Start of Given data
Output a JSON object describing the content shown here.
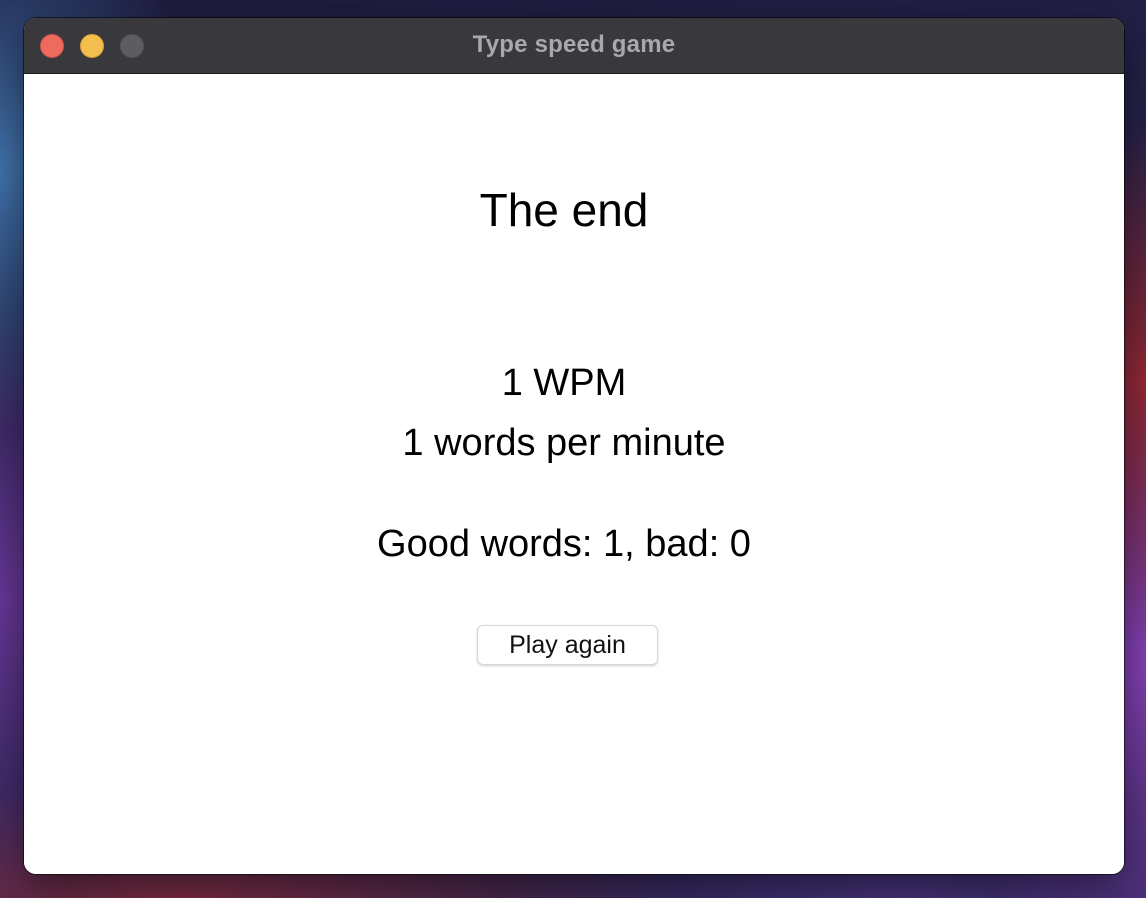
{
  "window": {
    "title": "Type speed game"
  },
  "game": {
    "heading": "The end",
    "wpm_short": "1 WPM",
    "wpm_long": "1 words per minute",
    "score_summary": "Good words: 1, bad: 0",
    "play_again_label": "Play again"
  },
  "colors": {
    "close": "#ec6a5e",
    "minimize": "#f4bf4f",
    "zoom_disabled": "#5d5c60",
    "titlebar": "#39383c"
  }
}
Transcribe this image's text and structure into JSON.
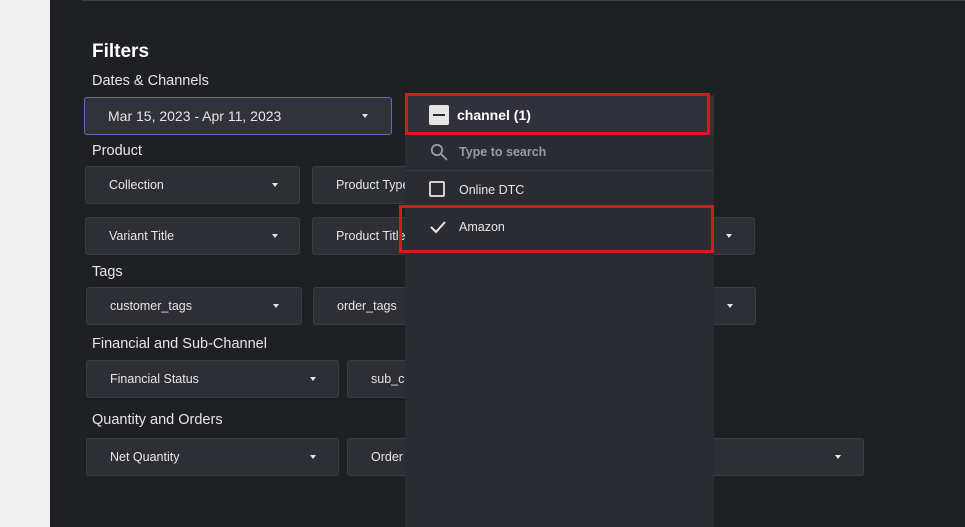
{
  "filters": {
    "title": "Filters",
    "sections": {
      "dates_channels": "Dates & Channels",
      "product": "Product",
      "tags": "Tags",
      "financial": "Financial and Sub-Channel",
      "quantity": "Quantity and Orders"
    },
    "date_range": "Mar 15, 2023 - Apr 11, 2023",
    "dropdowns": {
      "collection": "Collection",
      "product_type": "Product Type",
      "variant_title": "Variant Title",
      "product_title": "Product Title",
      "customer_tags": "customer_tags",
      "order_tags": "order_tags",
      "financial_status": "Financial Status",
      "sub_channel": "sub_cl",
      "net_quantity": "Net Quantity",
      "orders": "Order"
    }
  },
  "channel_popup": {
    "header": "channel (1)",
    "search_placeholder": "Type to search",
    "options": [
      {
        "label": "Online DTC",
        "checked": false
      },
      {
        "label": "Amazon",
        "checked": true
      }
    ]
  },
  "colors": {
    "panel_bg": "#1f2024",
    "dropdown_bg": "#2d2f35",
    "date_border": "#6d65b5",
    "highlight": "#e0141b"
  },
  "icons": [
    "minus-checkbox-icon",
    "search-icon",
    "checkbox-icon",
    "checkmark-icon",
    "chevron-down-icon"
  ]
}
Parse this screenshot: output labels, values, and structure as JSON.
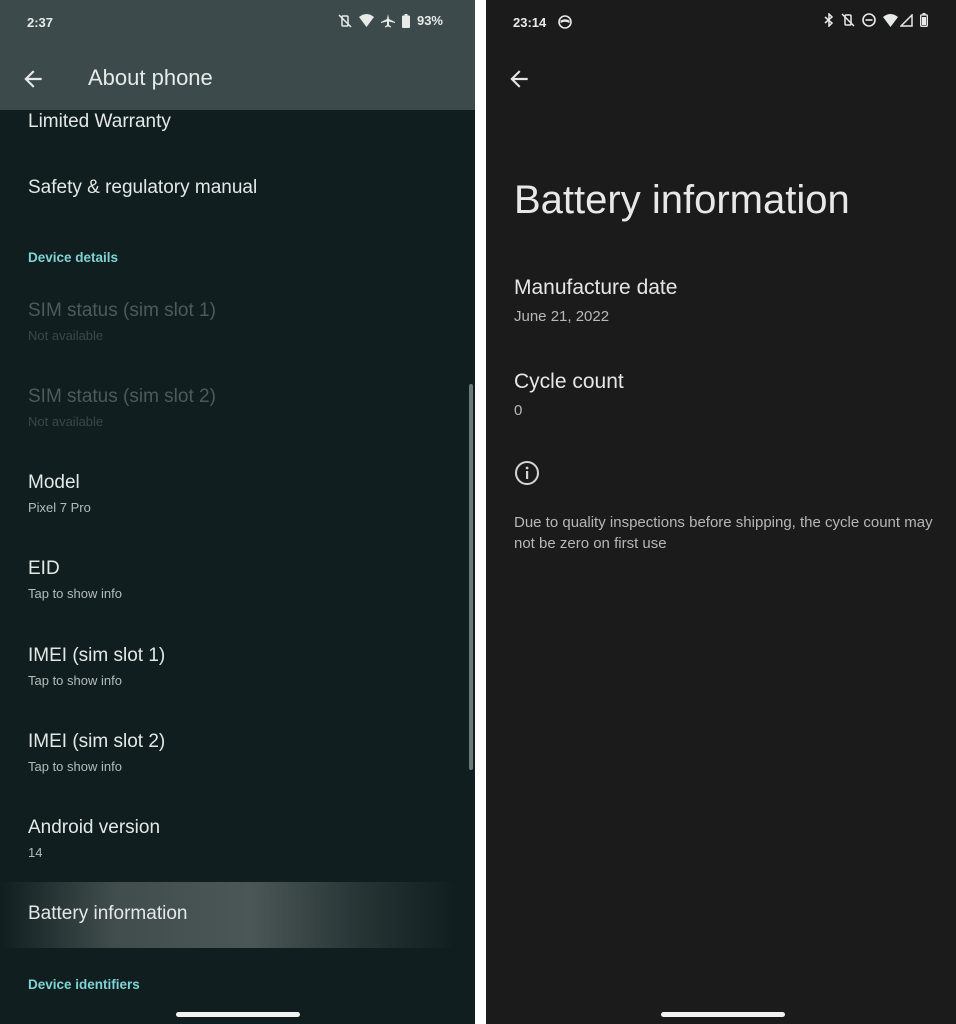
{
  "left_screen": {
    "status_bar": {
      "time": "2:37",
      "icons": [
        "vibrate-off-icon",
        "wifi-icon",
        "airplane-icon",
        "battery-icon"
      ],
      "battery_percent": "93%"
    },
    "app_bar": {
      "back_icon": "arrow-back-icon",
      "title": "About phone"
    },
    "items": [
      {
        "title": "Limited Warranty",
        "subtitle": null,
        "enabled": true
      },
      {
        "title": "Safety & regulatory manual",
        "subtitle": null,
        "enabled": true
      }
    ],
    "section_device_details": "Device details",
    "device_items": [
      {
        "title": "SIM status (sim slot 1)",
        "subtitle": "Not available",
        "enabled": false
      },
      {
        "title": "SIM status (sim slot 2)",
        "subtitle": "Not available",
        "enabled": false
      },
      {
        "title": "Model",
        "subtitle": "Pixel 7 Pro",
        "enabled": true
      },
      {
        "title": "EID",
        "subtitle": "Tap to show info",
        "enabled": true
      },
      {
        "title": "IMEI (sim slot 1)",
        "subtitle": "Tap to show info",
        "enabled": true
      },
      {
        "title": "IMEI (sim slot 2)",
        "subtitle": "Tap to show info",
        "enabled": true
      },
      {
        "title": "Android version",
        "subtitle": "14",
        "enabled": true
      },
      {
        "title": "Battery information",
        "subtitle": null,
        "enabled": true,
        "highlighted": true
      }
    ],
    "section_device_identifiers": "Device identifiers",
    "accent_color": "#7fd3d3"
  },
  "right_screen": {
    "status_bar": {
      "time": "23:14",
      "left_icons": [
        "notification-face-icon"
      ],
      "icons": [
        "bluetooth-icon",
        "vibrate-off-icon",
        "do-not-disturb-icon",
        "wifi-icon",
        "signal-icon",
        "battery-icon"
      ]
    },
    "back_icon": "arrow-back-icon",
    "title": "Battery information",
    "items": [
      {
        "title": "Manufacture date",
        "value": "June 21, 2022"
      },
      {
        "title": "Cycle count",
        "value": "0"
      }
    ],
    "info_icon": "info-icon",
    "note": "Due to quality inspections before shipping, the cycle count may not be zero on first use"
  }
}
End of Given data
• **Work instructions**
Omit the pictures and give the material again, exactly and in full.

• **Answer for the task**
Output a JSON object describing the content shown here.
{
  "window": {
    "title": "Type speed game"
  },
  "game": {
    "heading": "The end",
    "wpm_short": "1 WPM",
    "wpm_long": "1 words per minute",
    "score_summary": "Good words: 1, bad: 0",
    "play_again_label": "Play again"
  },
  "colors": {
    "close": "#ec6a5e",
    "minimize": "#f4bf4f",
    "zoom_disabled": "#5d5c60",
    "titlebar": "#39383c"
  }
}
Transcribe this image's text and structure into JSON.
{
  "filters": {
    "title": "Filters",
    "sections": {
      "dates_channels": "Dates & Channels",
      "product": "Product",
      "tags": "Tags",
      "financial": "Financial and Sub-Channel",
      "quantity": "Quantity and Orders"
    },
    "date_range": "Mar 15, 2023 - Apr 11, 2023",
    "dropdowns": {
      "collection": "Collection",
      "product_type": "Product Type",
      "variant_title": "Variant Title",
      "product_title": "Product Title",
      "customer_tags": "customer_tags",
      "order_tags": "order_tags",
      "financial_status": "Financial Status",
      "sub_channel": "sub_cl",
      "net_quantity": "Net Quantity",
      "orders": "Order"
    }
  },
  "channel_popup": {
    "header": "channel (1)",
    "search_placeholder": "Type to search",
    "options": [
      {
        "label": "Online DTC",
        "checked": false
      },
      {
        "label": "Amazon",
        "checked": true
      }
    ]
  },
  "colors": {
    "panel_bg": "#1f2024",
    "dropdown_bg": "#2d2f35",
    "date_border": "#6d65b5",
    "highlight": "#e0141b"
  },
  "icons": [
    "minus-checkbox-icon",
    "search-icon",
    "checkbox-icon",
    "checkmark-icon",
    "chevron-down-icon"
  ]
}
Parse this screenshot: output labels, values, and structure as JSON.
{
  "left_screen": {
    "status_bar": {
      "time": "2:37",
      "icons": [
        "vibrate-off-icon",
        "wifi-icon",
        "airplane-icon",
        "battery-icon"
      ],
      "battery_percent": "93%"
    },
    "app_bar": {
      "back_icon": "arrow-back-icon",
      "title": "About phone"
    },
    "items": [
      {
        "title": "Limited Warranty",
        "subtitle": null,
        "enabled": true
      },
      {
        "title": "Safety & regulatory manual",
        "subtitle": null,
        "enabled": true
      }
    ],
    "section_device_details": "Device details",
    "device_items": [
      {
        "title": "SIM status (sim slot 1)",
        "subtitle": "Not available",
        "enabled": false
      },
      {
        "title": "SIM status (sim slot 2)",
        "subtitle": "Not available",
        "enabled": false
      },
      {
        "title": "Model",
        "subtitle": "Pixel 7 Pro",
        "enabled": true
      },
      {
        "title": "EID",
        "subtitle": "Tap to show info",
        "enabled": true
      },
      {
        "title": "IMEI (sim slot 1)",
        "subtitle": "Tap to show info",
        "enabled": true
      },
      {
        "title": "IMEI (sim slot 2)",
        "subtitle": "Tap to show info",
        "enabled": true
      },
      {
        "title": "Android version",
        "subtitle": "14",
        "enabled": true
      },
      {
        "title": "Battery information",
        "subtitle": null,
        "enabled": true,
        "highlighted": true
      }
    ],
    "section_device_identifiers": "Device identifiers",
    "accent_color": "#7fd3d3"
  },
  "right_screen": {
    "status_bar": {
      "time": "23:14",
      "left_icons": [
        "notification-face-icon"
      ],
      "icons": [
        "bluetooth-icon",
        "vibrate-off-icon",
        "do-not-disturb-icon",
        "wifi-icon",
        "signal-icon",
        "battery-icon"
      ]
    },
    "back_icon": "arrow-back-icon",
    "title": "Battery information",
    "items": [
      {
        "title": "Manufacture date",
        "value": "June 21, 2022"
      },
      {
        "title": "Cycle count",
        "value": "0"
      }
    ],
    "info_icon": "info-icon",
    "note": "Due to quality inspections before shipping, the cycle count may not be zero on first use"
  }
}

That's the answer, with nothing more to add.